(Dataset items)
○ ○ ○ ○ ○

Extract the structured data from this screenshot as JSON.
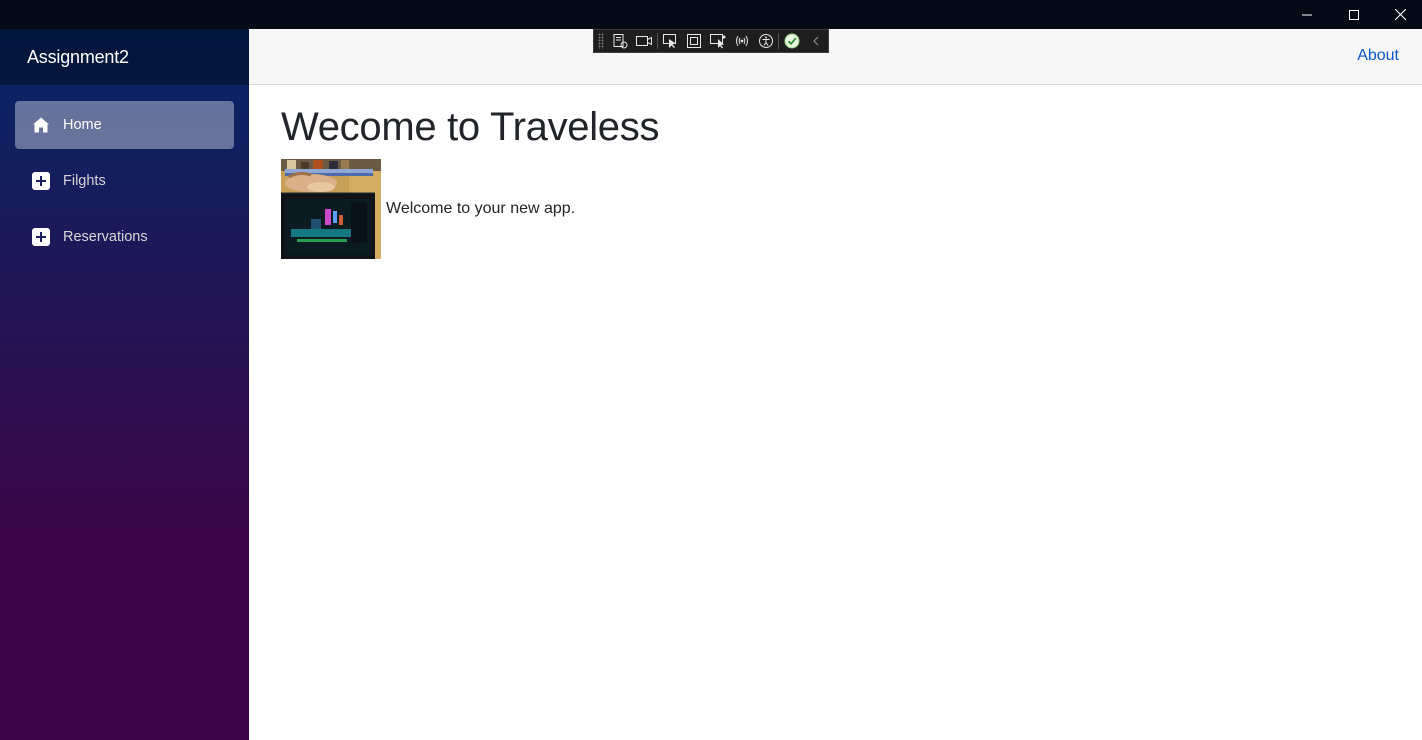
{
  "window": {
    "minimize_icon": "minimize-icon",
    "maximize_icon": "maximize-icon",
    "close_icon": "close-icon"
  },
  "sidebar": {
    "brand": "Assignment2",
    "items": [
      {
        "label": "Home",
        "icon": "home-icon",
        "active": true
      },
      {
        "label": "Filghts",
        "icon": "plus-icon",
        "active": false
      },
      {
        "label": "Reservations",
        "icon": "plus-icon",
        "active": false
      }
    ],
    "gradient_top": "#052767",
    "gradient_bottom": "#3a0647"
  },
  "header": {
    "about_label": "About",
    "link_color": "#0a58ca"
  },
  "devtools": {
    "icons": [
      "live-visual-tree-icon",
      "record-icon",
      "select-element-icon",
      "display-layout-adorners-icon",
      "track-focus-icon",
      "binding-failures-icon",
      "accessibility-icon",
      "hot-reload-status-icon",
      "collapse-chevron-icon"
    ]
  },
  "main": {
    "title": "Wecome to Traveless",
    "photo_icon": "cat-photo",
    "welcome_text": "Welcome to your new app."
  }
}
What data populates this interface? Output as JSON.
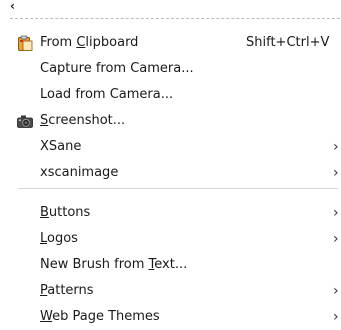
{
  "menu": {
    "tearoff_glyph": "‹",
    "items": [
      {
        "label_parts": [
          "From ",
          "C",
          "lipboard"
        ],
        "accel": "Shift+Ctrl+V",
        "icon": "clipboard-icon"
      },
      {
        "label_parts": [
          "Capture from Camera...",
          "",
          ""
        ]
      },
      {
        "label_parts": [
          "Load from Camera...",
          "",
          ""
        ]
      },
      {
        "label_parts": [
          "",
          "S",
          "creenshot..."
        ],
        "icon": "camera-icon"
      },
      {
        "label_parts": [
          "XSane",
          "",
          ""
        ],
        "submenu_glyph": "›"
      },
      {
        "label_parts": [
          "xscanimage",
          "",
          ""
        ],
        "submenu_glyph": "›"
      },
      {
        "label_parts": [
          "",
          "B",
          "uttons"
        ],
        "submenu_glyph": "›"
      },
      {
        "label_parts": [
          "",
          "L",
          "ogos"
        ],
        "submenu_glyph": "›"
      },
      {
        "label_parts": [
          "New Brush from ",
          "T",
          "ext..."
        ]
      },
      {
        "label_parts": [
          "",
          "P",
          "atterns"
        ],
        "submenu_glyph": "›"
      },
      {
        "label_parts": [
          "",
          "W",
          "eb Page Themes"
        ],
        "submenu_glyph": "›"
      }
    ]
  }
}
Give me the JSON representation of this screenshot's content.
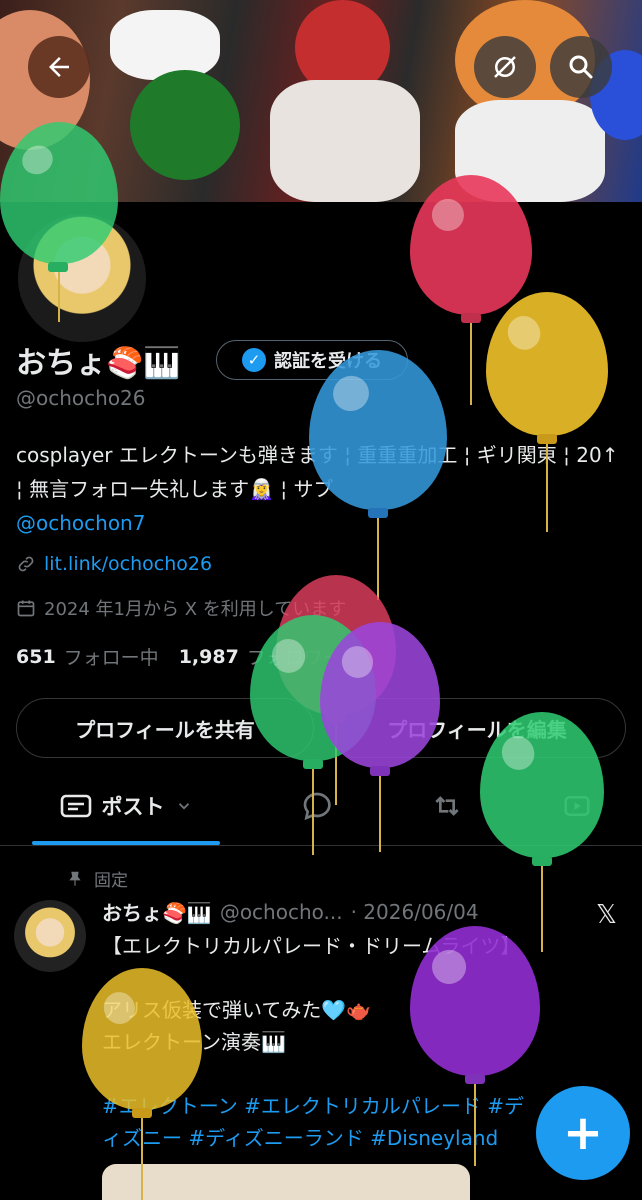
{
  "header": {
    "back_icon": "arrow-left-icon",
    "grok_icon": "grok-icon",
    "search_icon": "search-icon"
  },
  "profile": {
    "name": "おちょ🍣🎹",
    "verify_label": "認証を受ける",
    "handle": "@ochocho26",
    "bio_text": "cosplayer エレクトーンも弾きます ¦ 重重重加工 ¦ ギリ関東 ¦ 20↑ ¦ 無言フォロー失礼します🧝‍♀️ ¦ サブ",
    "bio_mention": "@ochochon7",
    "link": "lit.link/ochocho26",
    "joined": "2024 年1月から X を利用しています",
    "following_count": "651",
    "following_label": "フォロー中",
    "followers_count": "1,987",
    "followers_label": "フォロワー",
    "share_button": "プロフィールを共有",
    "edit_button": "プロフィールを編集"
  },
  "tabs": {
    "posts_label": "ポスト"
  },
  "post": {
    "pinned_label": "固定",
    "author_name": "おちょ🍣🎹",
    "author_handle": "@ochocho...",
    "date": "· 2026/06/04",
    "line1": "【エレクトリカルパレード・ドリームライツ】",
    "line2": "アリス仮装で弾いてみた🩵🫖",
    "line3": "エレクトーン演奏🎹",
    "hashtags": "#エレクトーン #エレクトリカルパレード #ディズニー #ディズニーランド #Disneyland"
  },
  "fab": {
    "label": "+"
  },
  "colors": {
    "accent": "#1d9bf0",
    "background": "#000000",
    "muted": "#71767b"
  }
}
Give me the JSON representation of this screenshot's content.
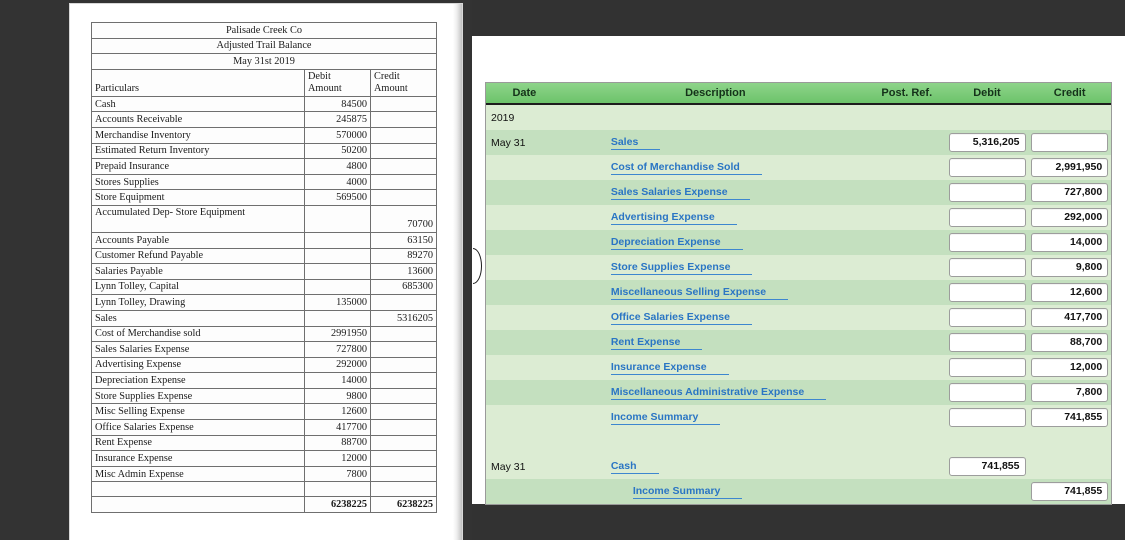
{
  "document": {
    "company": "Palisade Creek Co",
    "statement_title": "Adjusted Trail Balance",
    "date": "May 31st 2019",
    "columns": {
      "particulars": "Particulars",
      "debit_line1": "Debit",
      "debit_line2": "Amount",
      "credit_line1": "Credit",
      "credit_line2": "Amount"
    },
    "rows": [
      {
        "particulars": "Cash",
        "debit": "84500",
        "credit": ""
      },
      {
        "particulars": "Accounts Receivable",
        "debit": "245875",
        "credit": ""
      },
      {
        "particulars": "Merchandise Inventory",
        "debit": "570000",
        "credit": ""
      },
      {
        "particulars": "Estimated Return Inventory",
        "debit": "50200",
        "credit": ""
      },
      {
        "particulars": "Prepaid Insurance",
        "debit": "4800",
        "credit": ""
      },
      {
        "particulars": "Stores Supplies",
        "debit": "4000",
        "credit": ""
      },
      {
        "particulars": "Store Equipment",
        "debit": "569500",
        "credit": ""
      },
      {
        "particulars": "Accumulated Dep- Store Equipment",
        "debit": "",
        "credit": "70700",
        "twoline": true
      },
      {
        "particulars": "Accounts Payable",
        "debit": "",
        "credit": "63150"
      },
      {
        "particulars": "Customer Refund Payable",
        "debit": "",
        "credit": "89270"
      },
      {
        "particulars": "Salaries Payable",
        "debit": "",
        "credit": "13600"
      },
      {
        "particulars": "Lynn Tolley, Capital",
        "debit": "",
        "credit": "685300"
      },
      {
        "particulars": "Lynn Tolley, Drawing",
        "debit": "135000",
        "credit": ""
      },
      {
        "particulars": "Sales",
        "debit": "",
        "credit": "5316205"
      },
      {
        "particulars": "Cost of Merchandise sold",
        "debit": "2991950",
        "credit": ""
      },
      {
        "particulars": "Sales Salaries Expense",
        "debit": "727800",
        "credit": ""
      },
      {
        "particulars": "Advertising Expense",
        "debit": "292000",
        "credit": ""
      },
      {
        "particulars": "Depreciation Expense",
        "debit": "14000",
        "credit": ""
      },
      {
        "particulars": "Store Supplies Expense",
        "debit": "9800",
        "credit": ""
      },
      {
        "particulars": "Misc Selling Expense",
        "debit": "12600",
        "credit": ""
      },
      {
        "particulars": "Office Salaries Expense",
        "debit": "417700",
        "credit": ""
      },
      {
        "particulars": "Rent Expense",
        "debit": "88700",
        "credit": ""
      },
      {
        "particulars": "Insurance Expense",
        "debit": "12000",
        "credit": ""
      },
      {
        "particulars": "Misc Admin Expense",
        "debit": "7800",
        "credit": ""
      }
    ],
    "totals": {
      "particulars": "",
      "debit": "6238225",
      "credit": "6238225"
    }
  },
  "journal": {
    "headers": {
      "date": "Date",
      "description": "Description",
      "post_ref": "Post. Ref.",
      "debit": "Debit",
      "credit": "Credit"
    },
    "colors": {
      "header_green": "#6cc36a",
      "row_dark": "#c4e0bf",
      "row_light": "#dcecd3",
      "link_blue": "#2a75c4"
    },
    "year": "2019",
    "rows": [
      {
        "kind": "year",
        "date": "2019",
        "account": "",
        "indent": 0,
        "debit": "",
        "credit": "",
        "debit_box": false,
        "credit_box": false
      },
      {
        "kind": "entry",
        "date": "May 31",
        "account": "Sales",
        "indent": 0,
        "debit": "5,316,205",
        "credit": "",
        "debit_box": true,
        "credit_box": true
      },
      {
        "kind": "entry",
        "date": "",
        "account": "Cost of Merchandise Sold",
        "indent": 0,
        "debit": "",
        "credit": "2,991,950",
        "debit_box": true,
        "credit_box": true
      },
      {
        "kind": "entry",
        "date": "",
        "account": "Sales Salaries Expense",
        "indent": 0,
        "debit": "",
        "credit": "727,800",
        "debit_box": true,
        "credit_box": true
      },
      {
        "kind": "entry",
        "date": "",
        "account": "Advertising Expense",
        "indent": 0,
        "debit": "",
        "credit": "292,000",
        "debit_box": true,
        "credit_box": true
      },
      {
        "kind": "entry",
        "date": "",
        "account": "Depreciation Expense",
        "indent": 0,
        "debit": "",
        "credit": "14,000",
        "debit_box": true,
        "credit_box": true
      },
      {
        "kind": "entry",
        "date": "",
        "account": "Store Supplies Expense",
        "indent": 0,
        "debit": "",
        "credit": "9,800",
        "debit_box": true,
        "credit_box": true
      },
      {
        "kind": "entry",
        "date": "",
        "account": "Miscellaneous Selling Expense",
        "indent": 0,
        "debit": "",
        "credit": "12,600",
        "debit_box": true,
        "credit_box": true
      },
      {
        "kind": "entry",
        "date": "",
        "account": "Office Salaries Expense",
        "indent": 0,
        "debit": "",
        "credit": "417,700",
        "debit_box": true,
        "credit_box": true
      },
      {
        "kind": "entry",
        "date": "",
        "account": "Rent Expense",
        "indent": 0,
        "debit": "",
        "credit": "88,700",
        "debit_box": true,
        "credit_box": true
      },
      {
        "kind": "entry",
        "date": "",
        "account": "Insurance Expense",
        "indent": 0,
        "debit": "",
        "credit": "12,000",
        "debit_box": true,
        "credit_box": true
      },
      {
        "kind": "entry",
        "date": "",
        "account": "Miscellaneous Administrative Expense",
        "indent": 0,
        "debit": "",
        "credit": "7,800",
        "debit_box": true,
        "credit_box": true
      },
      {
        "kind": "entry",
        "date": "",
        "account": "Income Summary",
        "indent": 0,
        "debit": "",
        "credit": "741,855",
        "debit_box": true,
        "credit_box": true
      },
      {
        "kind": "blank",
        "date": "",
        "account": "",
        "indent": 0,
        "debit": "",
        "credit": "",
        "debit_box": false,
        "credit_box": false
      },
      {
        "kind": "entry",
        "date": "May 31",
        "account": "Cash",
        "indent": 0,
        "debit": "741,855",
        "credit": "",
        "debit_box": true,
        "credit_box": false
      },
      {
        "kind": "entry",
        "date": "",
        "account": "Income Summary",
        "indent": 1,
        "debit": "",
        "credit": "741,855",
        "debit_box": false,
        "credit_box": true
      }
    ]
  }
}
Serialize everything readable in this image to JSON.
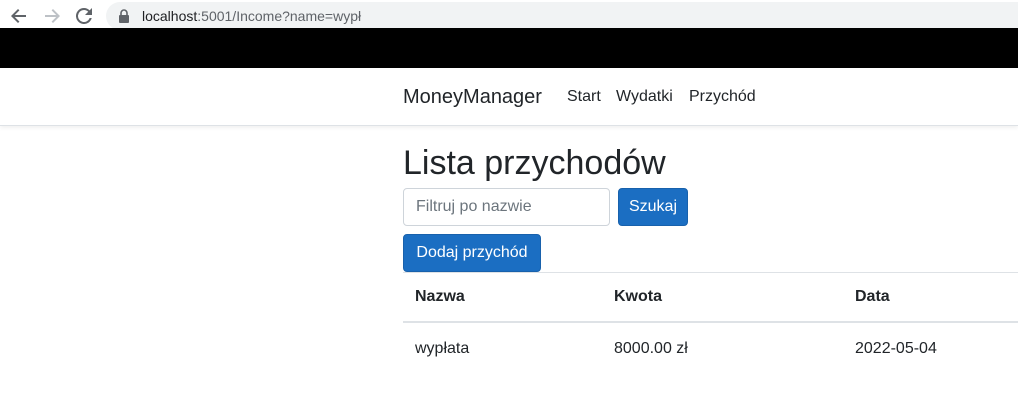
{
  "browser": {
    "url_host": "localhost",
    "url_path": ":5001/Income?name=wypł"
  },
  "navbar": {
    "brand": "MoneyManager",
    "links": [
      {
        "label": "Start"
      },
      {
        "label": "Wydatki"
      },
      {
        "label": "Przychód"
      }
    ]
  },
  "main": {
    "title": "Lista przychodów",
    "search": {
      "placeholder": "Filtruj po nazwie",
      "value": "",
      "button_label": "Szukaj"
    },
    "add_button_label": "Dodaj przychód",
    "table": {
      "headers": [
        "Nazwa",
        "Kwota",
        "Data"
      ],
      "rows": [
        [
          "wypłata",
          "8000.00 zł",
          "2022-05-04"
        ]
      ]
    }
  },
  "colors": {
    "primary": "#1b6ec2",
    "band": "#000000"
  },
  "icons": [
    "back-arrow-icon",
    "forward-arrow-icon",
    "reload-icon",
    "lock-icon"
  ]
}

○ ○ ○ ○ ○

Exercise details: Please retype, exactly and with the pictures left out, the lines from the line containing "Serialize everything readable" through the last line of the records above.

Result for this task:
Serialize everything readable in this image to JSON.
{
  "browser": {
    "url_host": "localhost",
    "url_path": ":5001/Income?name=wypł"
  },
  "navbar": {
    "brand": "MoneyManager",
    "links": [
      {
        "label": "Start"
      },
      {
        "label": "Wydatki"
      },
      {
        "label": "Przychód"
      }
    ]
  },
  "main": {
    "title": "Lista przychodów",
    "search": {
      "placeholder": "Filtruj po nazwie",
      "value": "",
      "button_label": "Szukaj"
    },
    "add_button_label": "Dodaj przychód",
    "table": {
      "headers": [
        "Nazwa",
        "Kwota",
        "Data"
      ],
      "rows": [
        [
          "wypłata",
          "8000.00 zł",
          "2022-05-04"
        ]
      ]
    }
  },
  "colors": {
    "primary": "#1b6ec2",
    "band": "#000000"
  },
  "icons": [
    "back-arrow-icon",
    "forward-arrow-icon",
    "reload-icon",
    "lock-icon"
  ]
}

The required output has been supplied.